***** Data records
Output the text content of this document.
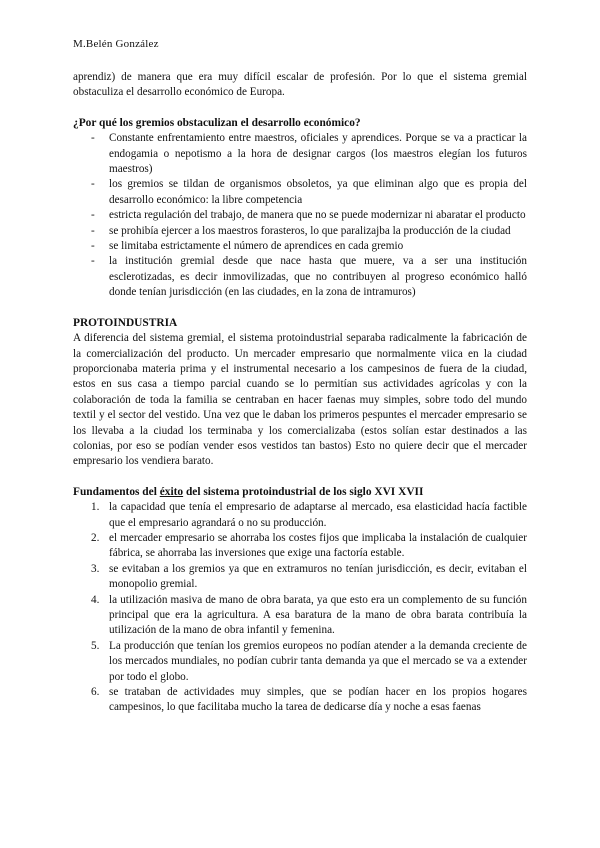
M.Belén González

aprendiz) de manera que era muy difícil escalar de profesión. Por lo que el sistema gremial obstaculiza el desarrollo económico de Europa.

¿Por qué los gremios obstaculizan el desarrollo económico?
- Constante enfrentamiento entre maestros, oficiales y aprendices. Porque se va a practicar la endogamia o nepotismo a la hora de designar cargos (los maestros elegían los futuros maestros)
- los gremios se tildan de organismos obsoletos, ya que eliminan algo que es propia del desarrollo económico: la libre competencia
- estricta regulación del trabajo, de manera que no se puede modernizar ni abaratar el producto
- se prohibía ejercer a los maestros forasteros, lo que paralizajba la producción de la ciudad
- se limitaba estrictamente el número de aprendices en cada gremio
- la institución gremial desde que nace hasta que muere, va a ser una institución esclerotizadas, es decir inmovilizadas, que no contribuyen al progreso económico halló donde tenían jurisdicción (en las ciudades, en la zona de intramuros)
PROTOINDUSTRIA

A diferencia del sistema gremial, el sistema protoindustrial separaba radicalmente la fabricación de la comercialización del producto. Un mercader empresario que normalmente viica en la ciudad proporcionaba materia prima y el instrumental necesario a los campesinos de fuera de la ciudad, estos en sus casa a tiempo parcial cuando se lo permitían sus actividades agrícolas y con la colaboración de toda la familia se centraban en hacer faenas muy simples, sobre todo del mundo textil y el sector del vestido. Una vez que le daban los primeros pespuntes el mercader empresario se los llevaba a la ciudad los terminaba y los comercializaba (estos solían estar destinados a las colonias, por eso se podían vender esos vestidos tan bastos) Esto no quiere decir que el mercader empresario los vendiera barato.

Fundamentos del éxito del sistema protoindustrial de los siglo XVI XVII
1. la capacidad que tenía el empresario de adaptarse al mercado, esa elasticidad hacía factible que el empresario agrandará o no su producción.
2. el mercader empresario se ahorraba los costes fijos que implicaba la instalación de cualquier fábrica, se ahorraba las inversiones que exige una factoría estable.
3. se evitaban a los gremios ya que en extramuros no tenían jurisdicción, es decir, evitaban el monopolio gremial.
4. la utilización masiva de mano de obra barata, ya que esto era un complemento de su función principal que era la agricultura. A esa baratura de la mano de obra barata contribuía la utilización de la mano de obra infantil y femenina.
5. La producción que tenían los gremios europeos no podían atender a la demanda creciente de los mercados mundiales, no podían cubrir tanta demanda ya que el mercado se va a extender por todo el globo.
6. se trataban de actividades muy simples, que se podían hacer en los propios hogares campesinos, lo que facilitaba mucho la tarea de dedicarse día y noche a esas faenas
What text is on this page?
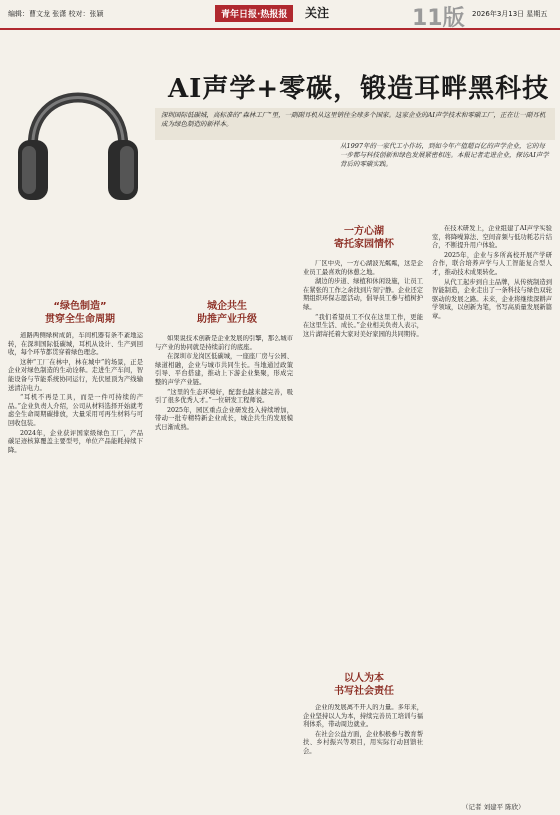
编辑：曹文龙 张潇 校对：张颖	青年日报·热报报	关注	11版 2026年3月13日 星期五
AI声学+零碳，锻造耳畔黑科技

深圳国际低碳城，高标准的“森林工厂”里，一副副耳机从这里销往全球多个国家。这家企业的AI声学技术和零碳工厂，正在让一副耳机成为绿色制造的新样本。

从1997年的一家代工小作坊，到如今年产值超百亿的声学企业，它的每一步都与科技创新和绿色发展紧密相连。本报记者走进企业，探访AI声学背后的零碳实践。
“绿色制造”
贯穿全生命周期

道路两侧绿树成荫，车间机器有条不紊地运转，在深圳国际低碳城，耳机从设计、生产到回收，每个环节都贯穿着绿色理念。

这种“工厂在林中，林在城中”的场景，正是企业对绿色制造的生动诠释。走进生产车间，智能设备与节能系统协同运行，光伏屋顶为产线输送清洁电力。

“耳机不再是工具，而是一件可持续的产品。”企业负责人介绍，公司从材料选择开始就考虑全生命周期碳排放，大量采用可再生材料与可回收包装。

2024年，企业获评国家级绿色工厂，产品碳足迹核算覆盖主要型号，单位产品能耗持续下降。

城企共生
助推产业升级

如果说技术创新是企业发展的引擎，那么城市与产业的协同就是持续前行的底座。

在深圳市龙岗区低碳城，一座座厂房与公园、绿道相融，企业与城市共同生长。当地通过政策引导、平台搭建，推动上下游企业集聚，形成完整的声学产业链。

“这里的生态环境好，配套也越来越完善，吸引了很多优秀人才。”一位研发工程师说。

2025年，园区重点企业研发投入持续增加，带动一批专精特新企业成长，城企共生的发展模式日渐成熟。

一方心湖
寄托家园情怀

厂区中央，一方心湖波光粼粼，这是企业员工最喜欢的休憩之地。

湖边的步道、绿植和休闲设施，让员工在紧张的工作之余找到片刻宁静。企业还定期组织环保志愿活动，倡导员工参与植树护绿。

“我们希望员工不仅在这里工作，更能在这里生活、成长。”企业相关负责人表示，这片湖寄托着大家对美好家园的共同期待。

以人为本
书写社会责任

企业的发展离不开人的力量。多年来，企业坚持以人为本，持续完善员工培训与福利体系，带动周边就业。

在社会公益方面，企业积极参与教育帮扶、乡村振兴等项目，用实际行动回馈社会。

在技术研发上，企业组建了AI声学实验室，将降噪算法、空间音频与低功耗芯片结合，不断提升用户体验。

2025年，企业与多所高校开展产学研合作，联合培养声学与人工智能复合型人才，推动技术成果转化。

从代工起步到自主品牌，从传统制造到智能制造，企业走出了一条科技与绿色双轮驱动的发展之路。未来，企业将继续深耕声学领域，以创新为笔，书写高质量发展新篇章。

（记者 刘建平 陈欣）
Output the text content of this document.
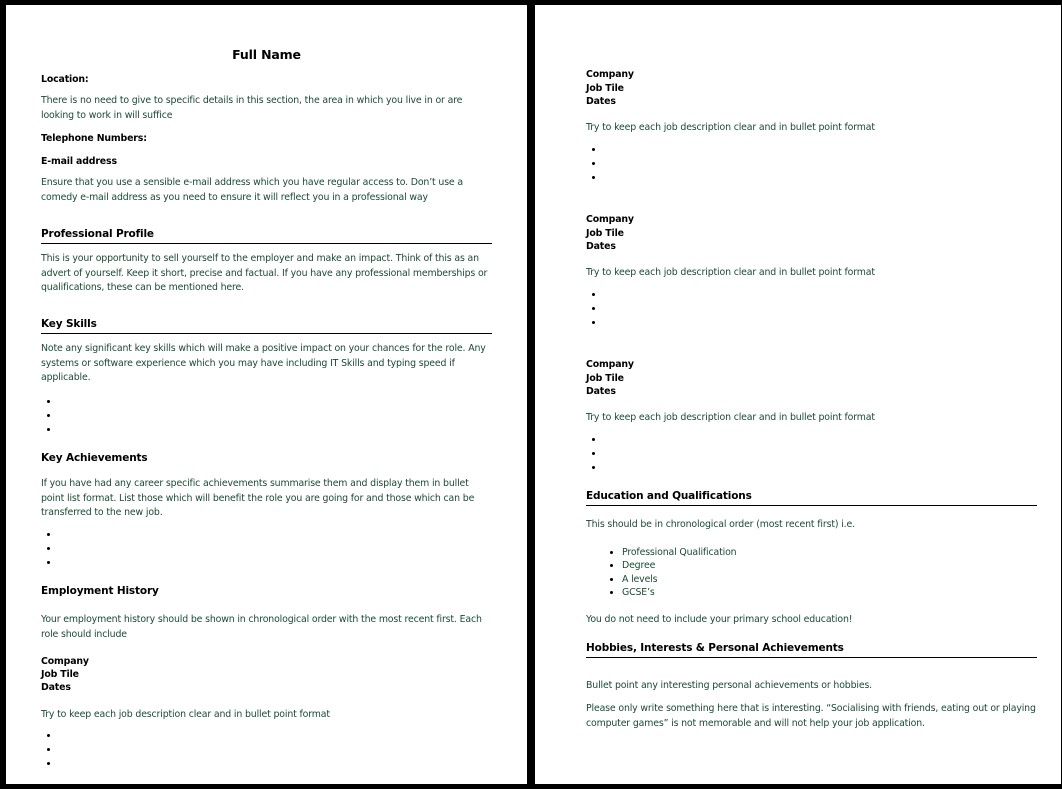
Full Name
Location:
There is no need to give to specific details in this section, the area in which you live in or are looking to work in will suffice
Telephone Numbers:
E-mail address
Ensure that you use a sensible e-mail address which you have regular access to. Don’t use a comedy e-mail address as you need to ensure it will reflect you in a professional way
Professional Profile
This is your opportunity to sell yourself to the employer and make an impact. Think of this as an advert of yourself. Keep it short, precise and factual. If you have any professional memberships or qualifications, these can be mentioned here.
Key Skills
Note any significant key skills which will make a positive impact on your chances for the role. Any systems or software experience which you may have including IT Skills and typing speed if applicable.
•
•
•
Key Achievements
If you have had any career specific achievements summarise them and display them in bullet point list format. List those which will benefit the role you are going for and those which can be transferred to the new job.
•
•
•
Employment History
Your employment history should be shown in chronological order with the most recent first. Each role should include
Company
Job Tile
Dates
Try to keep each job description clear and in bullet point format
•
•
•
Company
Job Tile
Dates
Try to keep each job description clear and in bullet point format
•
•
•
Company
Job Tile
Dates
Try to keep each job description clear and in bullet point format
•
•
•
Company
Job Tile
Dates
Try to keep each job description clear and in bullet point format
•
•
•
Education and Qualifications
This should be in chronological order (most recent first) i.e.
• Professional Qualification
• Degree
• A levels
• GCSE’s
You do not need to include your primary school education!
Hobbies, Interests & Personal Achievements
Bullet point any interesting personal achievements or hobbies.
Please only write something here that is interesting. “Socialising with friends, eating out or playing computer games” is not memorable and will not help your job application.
**********
**Exercise directions:**
Restate each entry word for word, leaving out any pictures.

**Task answer:**
Output the text content of this document.
M.Belén González

aprendiz) de manera que era muy difícil escalar de profesión. Por lo que el sistema gremial obstaculiza el desarrollo económico de Europa.

¿Por qué los gremios obstaculizan el desarrollo económico?
- Constante enfrentamiento entre maestros, oficiales y aprendices. Porque se va a practicar la endogamia o nepotismo a la hora de designar cargos (los maestros elegían los futuros maestros)
- los gremios se tildan de organismos obsoletos, ya que eliminan algo que es propia del desarrollo económico: la libre competencia
- estricta regulación del trabajo, de manera que no se puede modernizar ni abaratar el producto
- se prohibía ejercer a los maestros forasteros, lo que paralizajba la producción de la ciudad
- se limitaba estrictamente el número de aprendices en cada gremio
- la institución gremial desde que nace hasta que muere, va a ser una institución esclerotizadas, es decir inmovilizadas, que no contribuyen al progreso económico halló donde tenían jurisdicción (en las ciudades, en la zona de intramuros)
PROTOINDUSTRIA

A diferencia del sistema gremial, el sistema protoindustrial separaba radicalmente la fabricación de la comercialización del producto. Un mercader empresario que normalmente viica en la ciudad proporcionaba materia prima y el instrumental necesario a los campesinos de fuera de la ciudad, estos en sus casa a tiempo parcial cuando se lo permitían sus actividades agrícolas y con la colaboración de toda la familia se centraban en hacer faenas muy simples, sobre todo del mundo textil y el sector del vestido. Una vez que le daban los primeros pespuntes el mercader empresario se los llevaba a la ciudad los terminaba y los comercializaba (estos solían estar destinados a las colonias, por eso se podían vender esos vestidos tan bastos) Esto no quiere decir que el mercader empresario los vendiera barato.

Fundamentos del éxito del sistema protoindustrial de los siglo XVI XVII
1. la capacidad que tenía el empresario de adaptarse al mercado, esa elasticidad hacía factible que el empresario agrandará o no su producción.
2. el mercader empresario se ahorraba los costes fijos que implicaba la instalación de cualquier fábrica, se ahorraba las inversiones que exige una factoría estable.
3. se evitaban a los gremios ya que en extramuros no tenían jurisdicción, es decir, evitaban el monopolio gremial.
4. la utilización masiva de mano de obra barata, ya que esto era un complemento de su función principal que era la agricultura. A esa baratura de la mano de obra barata contribuía la utilización de la mano de obra infantil y femenina.
5. La producción que tenían los gremios europeos no podían atender a la demanda creciente de los mercados mundiales, no podían cubrir tanta demanda ya que el mercado se va a extender por todo el globo.
6. se trataban de actividades muy simples, que se podían hacer en los propios hogares campesinos, lo que facilitaba mucho la tarea de dedicarse día y noche a esas faenas
What text is on this page?
编辑：曹文龙 张潇 校对：张颖	青年日报·热报报	关注	11版 2026年3月13日 星期五
AI声学+零碳，锻造耳畔黑科技

深圳国际低碳城，高标准的“森林工厂”里，一副副耳机从这里销往全球多个国家。这家企业的AI声学技术和零碳工厂，正在让一副耳机成为绿色制造的新样本。

从1997年的一家代工小作坊，到如今年产值超百亿的声学企业，它的每一步都与科技创新和绿色发展紧密相连。本报记者走进企业，探访AI声学背后的零碳实践。
“绿色制造”
贯穿全生命周期

道路两侧绿树成荫，车间机器有条不紊地运转，在深圳国际低碳城，耳机从设计、生产到回收，每个环节都贯穿着绿色理念。

这种“工厂在林中，林在城中”的场景，正是企业对绿色制造的生动诠释。走进生产车间，智能设备与节能系统协同运行，光伏屋顶为产线输送清洁电力。

“耳机不再是工具，而是一件可持续的产品。”企业负责人介绍，公司从材料选择开始就考虑全生命周期碳排放，大量采用可再生材料与可回收包装。

2024年，企业获评国家级绿色工厂，产品碳足迹核算覆盖主要型号，单位产品能耗持续下降。

城企共生
助推产业升级

如果说技术创新是企业发展的引擎，那么城市与产业的协同就是持续前行的底座。

在深圳市龙岗区低碳城，一座座厂房与公园、绿道相融，企业与城市共同生长。当地通过政策引导、平台搭建，推动上下游企业集聚，形成完整的声学产业链。

“这里的生态环境好，配套也越来越完善，吸引了很多优秀人才。”一位研发工程师说。

2025年，园区重点企业研发投入持续增加，带动一批专精特新企业成长，城企共生的发展模式日渐成熟。

一方心湖
寄托家园情怀

厂区中央，一方心湖波光粼粼，这是企业员工最喜欢的休憩之地。

湖边的步道、绿植和休闲设施，让员工在紧张的工作之余找到片刻宁静。企业还定期组织环保志愿活动，倡导员工参与植树护绿。

“我们希望员工不仅在这里工作，更能在这里生活、成长。”企业相关负责人表示，这片湖寄托着大家对美好家园的共同期待。

以人为本
书写社会责任

企业的发展离不开人的力量。多年来，企业坚持以人为本，持续完善员工培训与福利体系，带动周边就业。

在社会公益方面，企业积极参与教育帮扶、乡村振兴等项目，用实际行动回馈社会。

在技术研发上，企业组建了AI声学实验室，将降噪算法、空间音频与低功耗芯片结合，不断提升用户体验。

2025年，企业与多所高校开展产学研合作，联合培养声学与人工智能复合型人才，推动技术成果转化。

从代工起步到自主品牌，从传统制造到智能制造，企业走出了一条科技与绿色双轮驱动的发展之路。未来，企业将继续深耕声学领域，以创新为笔，书写高质量发展新篇章。

（记者 刘建平 陈欣）
Output the text content of this document.
Full Name
Location:
There is no need to give to specific details in this section, the area in which you live in or are looking to work in will suffice
Telephone Numbers:
E-mail address
Ensure that you use a sensible e-mail address which you have regular access to. Don’t use a comedy e-mail address as you need to ensure it will reflect you in a professional way
Professional Profile
This is your opportunity to sell yourself to the employer and make an impact. Think of this as an advert of yourself. Keep it short, precise and factual. If you have any professional memberships or qualifications, these can be mentioned here.
Key Skills
Note any significant key skills which will make a positive impact on your chances for the role. Any systems or software experience which you may have including IT Skills and typing speed if applicable.
•
•
•
Key Achievements
If you have had any career specific achievements summarise them and display them in bullet point list format. List those which will benefit the role you are going for and those which can be transferred to the new job.
•
•
•
Employment History
Your employment history should be shown in chronological order with the most recent first. Each role should include
Company
Job Tile
Dates
Try to keep each job description clear and in bullet point format
•
•
•
Company
Job Tile
Dates
Try to keep each job description clear and in bullet point format
•
•
•
Company
Job Tile
Dates
Try to keep each job description clear and in bullet point format
•
•
•
Company
Job Tile
Dates
Try to keep each job description clear and in bullet point format
•
•
•
Education and Qualifications
This should be in chronological order (most recent first) i.e.
• Professional Qualification
• Degree
• A levels
• GCSE’s
You do not need to include your primary school education!
Hobbies, Interests & Personal Achievements
Bullet point any interesting personal achievements or hobbies.
Please only write something here that is interesting. “Socialising with friends, eating out or playing computer games” is not memorable and will not help your job application.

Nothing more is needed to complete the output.